**** Working data ****
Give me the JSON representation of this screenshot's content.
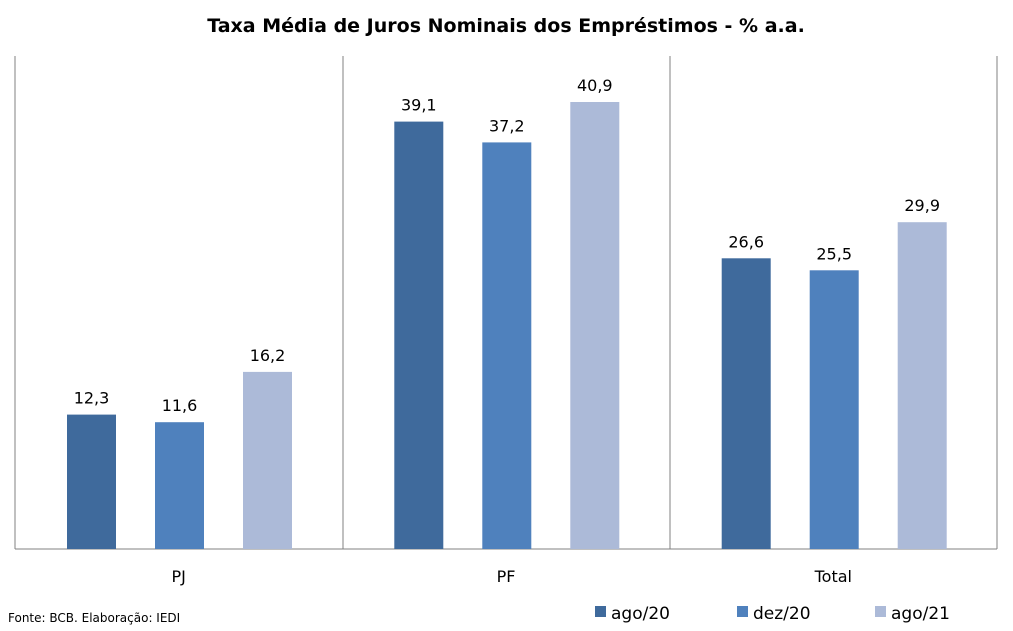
{
  "chart_data": {
    "type": "bar",
    "title": "Taxa Média de Juros Nominais dos Empréstimos - % a.a.",
    "categories": [
      "PJ",
      "PF",
      "Total"
    ],
    "series": [
      {
        "name": "ago/20",
        "values": [
          12.3,
          39.1,
          26.6
        ],
        "labels": [
          "12,3",
          "39,1",
          "26,6"
        ],
        "color": "#3f6a9c"
      },
      {
        "name": "dez/20",
        "values": [
          11.6,
          37.2,
          25.5
        ],
        "labels": [
          "11,6",
          "37,2",
          "25,5"
        ],
        "color": "#4f81bd"
      },
      {
        "name": "ago/21",
        "values": [
          16.2,
          40.9,
          29.9
        ],
        "labels": [
          "16,2",
          "40,9",
          "29,9"
        ],
        "color": "#acbad8"
      }
    ],
    "ylim": [
      0,
      47
    ],
    "grid": false,
    "legend_position": "bottom-right",
    "source": "Fonte:  BCB. Elaboração: IEDI"
  }
}
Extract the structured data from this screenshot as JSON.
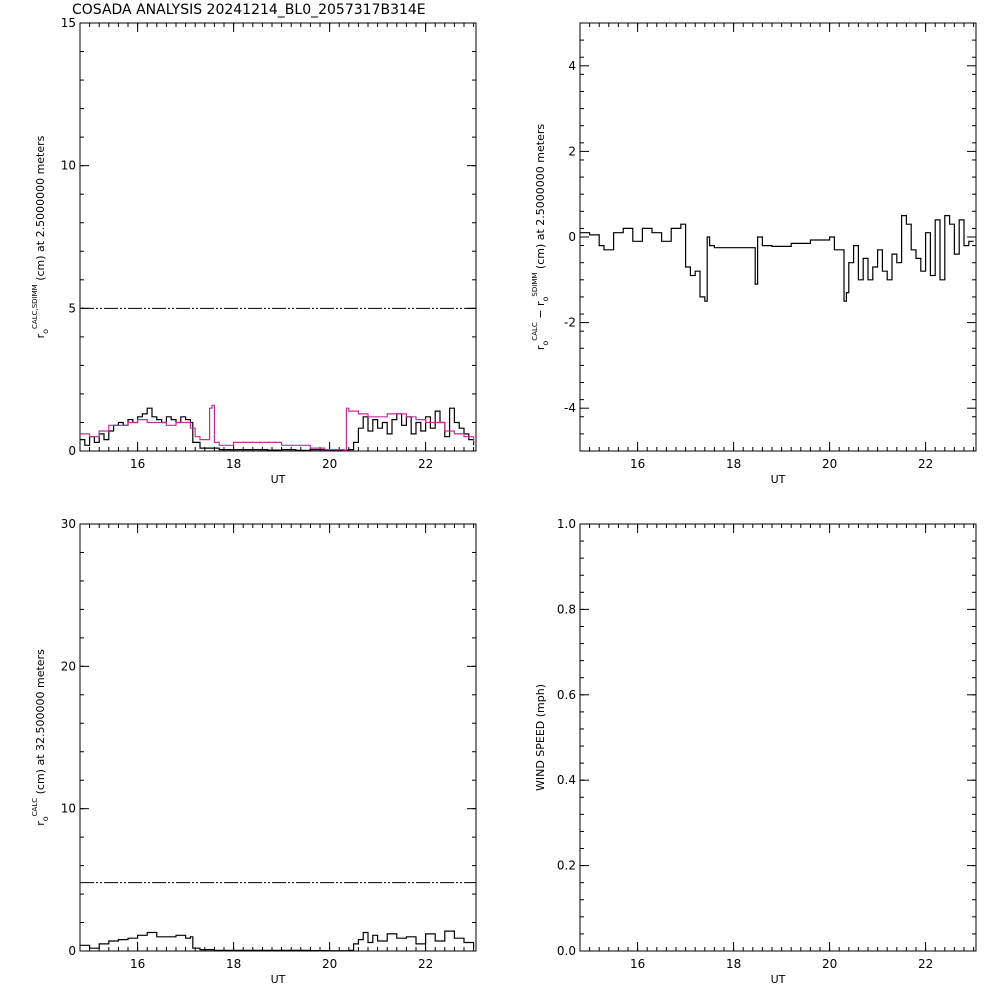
{
  "title": "COSADA ANALYSIS 20241214_BL0_2057317B314E",
  "colors": {
    "axis": "#000000",
    "series_black": "#000000",
    "series_magenta": "#c0309a",
    "threshold": "#000000"
  },
  "chart_data": [
    {
      "id": "top-left",
      "type": "line",
      "xlabel": "UT",
      "ylabel": {
        "pre": "r",
        "sub": "o",
        "sup": "CALC,SDIMM",
        "post": " (cm)  at  2.5000000 meters"
      },
      "xlim": [
        14.8,
        23.05
      ],
      "ylim": [
        0,
        15
      ],
      "xticks": [
        16,
        18,
        20,
        22
      ],
      "yticks": [
        0,
        5,
        10,
        15
      ],
      "threshold": 5,
      "series": [
        {
          "color": "#000000",
          "x": [
            14.8,
            14.9,
            15.0,
            15.1,
            15.2,
            15.3,
            15.4,
            15.5,
            15.6,
            15.7,
            15.8,
            15.9,
            16.0,
            16.1,
            16.2,
            16.3,
            16.4,
            16.5,
            16.6,
            16.7,
            16.8,
            16.9,
            17.0,
            17.1,
            17.15,
            17.3,
            17.5,
            17.7,
            18.0,
            18.3,
            18.5,
            18.7,
            19.0,
            19.3,
            19.6,
            19.9,
            20.2,
            20.4,
            20.5,
            20.6,
            20.7,
            20.8,
            20.9,
            21.0,
            21.1,
            21.2,
            21.3,
            21.4,
            21.5,
            21.6,
            21.7,
            21.8,
            21.9,
            22.0,
            22.1,
            22.2,
            22.3,
            22.4,
            22.5,
            22.6,
            22.7,
            22.8,
            22.9,
            23.0
          ],
          "y": [
            0.4,
            0.2,
            0.5,
            0.3,
            0.6,
            0.4,
            0.7,
            0.9,
            1.0,
            0.9,
            1.1,
            1.0,
            1.2,
            1.3,
            1.5,
            1.2,
            1.1,
            1.0,
            1.2,
            1.1,
            1.0,
            1.2,
            1.1,
            1.0,
            0.3,
            0.1,
            0.1,
            0.05,
            0.05,
            0.05,
            0.05,
            0.03,
            0.05,
            0.02,
            0.05,
            0.02,
            0.03,
            0.05,
            0.3,
            0.8,
            1.2,
            0.7,
            1.1,
            0.8,
            1.0,
            0.6,
            1.1,
            1.3,
            0.9,
            1.2,
            0.6,
            1.0,
            0.7,
            1.2,
            0.8,
            1.4,
            1.0,
            0.5,
            1.5,
            1.0,
            0.8,
            0.6,
            0.4,
            0.2
          ]
        },
        {
          "color": "#c0309a",
          "x": [
            14.8,
            15.0,
            15.2,
            15.4,
            15.6,
            15.8,
            16.0,
            16.2,
            16.4,
            16.6,
            16.8,
            17.0,
            17.1,
            17.2,
            17.3,
            17.4,
            17.5,
            17.55,
            17.6,
            17.7,
            17.9,
            18.0,
            18.3,
            18.5,
            18.7,
            19.0,
            19.3,
            19.6,
            19.9,
            20.3,
            20.35,
            20.4,
            20.45,
            20.6,
            20.8,
            21.0,
            21.2,
            21.4,
            21.6,
            21.8,
            22.0,
            22.2,
            22.4,
            22.6,
            22.8,
            23.0
          ],
          "y": [
            0.6,
            0.5,
            0.7,
            0.9,
            0.9,
            1.0,
            1.1,
            1.0,
            1.0,
            0.9,
            1.0,
            1.0,
            0.8,
            0.5,
            0.4,
            0.4,
            1.5,
            1.6,
            0.3,
            0.2,
            0.2,
            0.3,
            0.3,
            0.3,
            0.3,
            0.2,
            0.2,
            0.1,
            0.05,
            0.03,
            1.5,
            1.4,
            1.4,
            1.3,
            1.2,
            1.2,
            1.3,
            1.3,
            1.2,
            1.1,
            1.0,
            1.0,
            0.7,
            0.6,
            0.5,
            0.3
          ]
        }
      ]
    },
    {
      "id": "top-right",
      "type": "line",
      "xlabel": "UT",
      "ylabel": {
        "pre": "r",
        "sub": "o",
        "sup": "CALC",
        "mid": "  −  r",
        "sub2": "o",
        "sup2": "SDIMM",
        "post": " (cm)  at  2.5000000 meters"
      },
      "xlim": [
        14.8,
        23.05
      ],
      "ylim": [
        -5,
        5
      ],
      "xticks": [
        16,
        18,
        20,
        22
      ],
      "yticks": [
        -4,
        -2,
        0,
        2,
        4
      ],
      "series": [
        {
          "color": "#000000",
          "x": [
            14.8,
            15.0,
            15.2,
            15.3,
            15.5,
            15.7,
            15.9,
            16.1,
            16.3,
            16.5,
            16.7,
            16.9,
            17.0,
            17.1,
            17.2,
            17.3,
            17.4,
            17.45,
            17.5,
            17.6,
            17.7,
            17.8,
            18.0,
            18.3,
            18.45,
            18.5,
            18.55,
            18.6,
            18.8,
            19.2,
            19.6,
            20.0,
            20.1,
            20.3,
            20.35,
            20.4,
            20.5,
            20.6,
            20.7,
            20.8,
            20.9,
            21.0,
            21.1,
            21.2,
            21.3,
            21.4,
            21.5,
            21.6,
            21.7,
            21.8,
            21.9,
            22.0,
            22.1,
            22.2,
            22.3,
            22.4,
            22.5,
            22.6,
            22.7,
            22.8,
            22.9,
            23.0
          ],
          "y": [
            0.1,
            0.05,
            -0.2,
            -0.3,
            0.1,
            0.2,
            -0.1,
            0.2,
            0.1,
            -0.1,
            0.2,
            0.3,
            -0.7,
            -0.9,
            -0.8,
            -1.4,
            -1.5,
            0.0,
            -0.2,
            -0.25,
            -0.25,
            -0.25,
            -0.25,
            -0.25,
            -1.1,
            0.0,
            0.0,
            -0.2,
            -0.22,
            -0.15,
            -0.07,
            0.0,
            -0.3,
            -1.5,
            -1.3,
            -0.6,
            -0.2,
            -1.0,
            -0.5,
            -1.0,
            -0.7,
            -0.3,
            -0.8,
            -1.0,
            -0.4,
            -0.6,
            0.5,
            0.3,
            -0.3,
            -0.5,
            -0.8,
            0.1,
            -0.9,
            0.4,
            -1.0,
            0.5,
            0.3,
            -0.4,
            0.4,
            -0.2,
            -0.1,
            -0.1
          ]
        }
      ]
    },
    {
      "id": "bottom-left",
      "type": "line",
      "xlabel": "UT",
      "ylabel": {
        "pre": "r",
        "sub": "o",
        "sup": "CALC",
        "post": " (cm)  at  32.500000 meters"
      },
      "xlim": [
        14.8,
        23.05
      ],
      "ylim": [
        0,
        30
      ],
      "xticks": [
        16,
        18,
        20,
        22
      ],
      "yticks": [
        0,
        10,
        20,
        30
      ],
      "threshold": 4.8,
      "series": [
        {
          "color": "#000000",
          "x": [
            14.8,
            15.0,
            15.2,
            15.4,
            15.6,
            15.8,
            16.0,
            16.2,
            16.4,
            16.6,
            16.8,
            17.0,
            17.1,
            17.15,
            17.3,
            17.6,
            18.0,
            18.4,
            18.8,
            19.2,
            19.6,
            20.0,
            20.4,
            20.5,
            20.6,
            20.7,
            20.8,
            20.9,
            21.0,
            21.2,
            21.4,
            21.6,
            21.8,
            22.0,
            22.2,
            22.4,
            22.6,
            22.8,
            23.0
          ],
          "y": [
            0.4,
            0.2,
            0.5,
            0.7,
            0.8,
            0.9,
            1.1,
            1.3,
            1.0,
            1.0,
            1.1,
            0.9,
            1.0,
            0.2,
            0.1,
            0.05,
            0.05,
            0.05,
            0.05,
            0.05,
            0.03,
            0.02,
            0.05,
            0.5,
            0.8,
            1.3,
            0.6,
            1.1,
            0.7,
            1.2,
            0.9,
            1.0,
            0.5,
            1.2,
            0.7,
            1.4,
            0.9,
            0.6,
            0.2
          ]
        }
      ]
    },
    {
      "id": "bottom-right",
      "type": "line",
      "xlabel": "UT",
      "ylabel": {
        "post": "WIND SPEED  (mph)"
      },
      "xlim": [
        14.8,
        23.05
      ],
      "ylim": [
        0.0,
        1.0
      ],
      "xticks": [
        16,
        18,
        20,
        22
      ],
      "yticks": [
        0.0,
        0.2,
        0.4,
        0.6,
        0.8,
        1.0
      ],
      "series": []
    }
  ]
}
****
:: Exercise aim ::
From the entries above, select each line containing the string "right".

:: Expected answer ::
    "legend_position": "bottom-right",
      "id": "top-right",
      "id": "bottom-right",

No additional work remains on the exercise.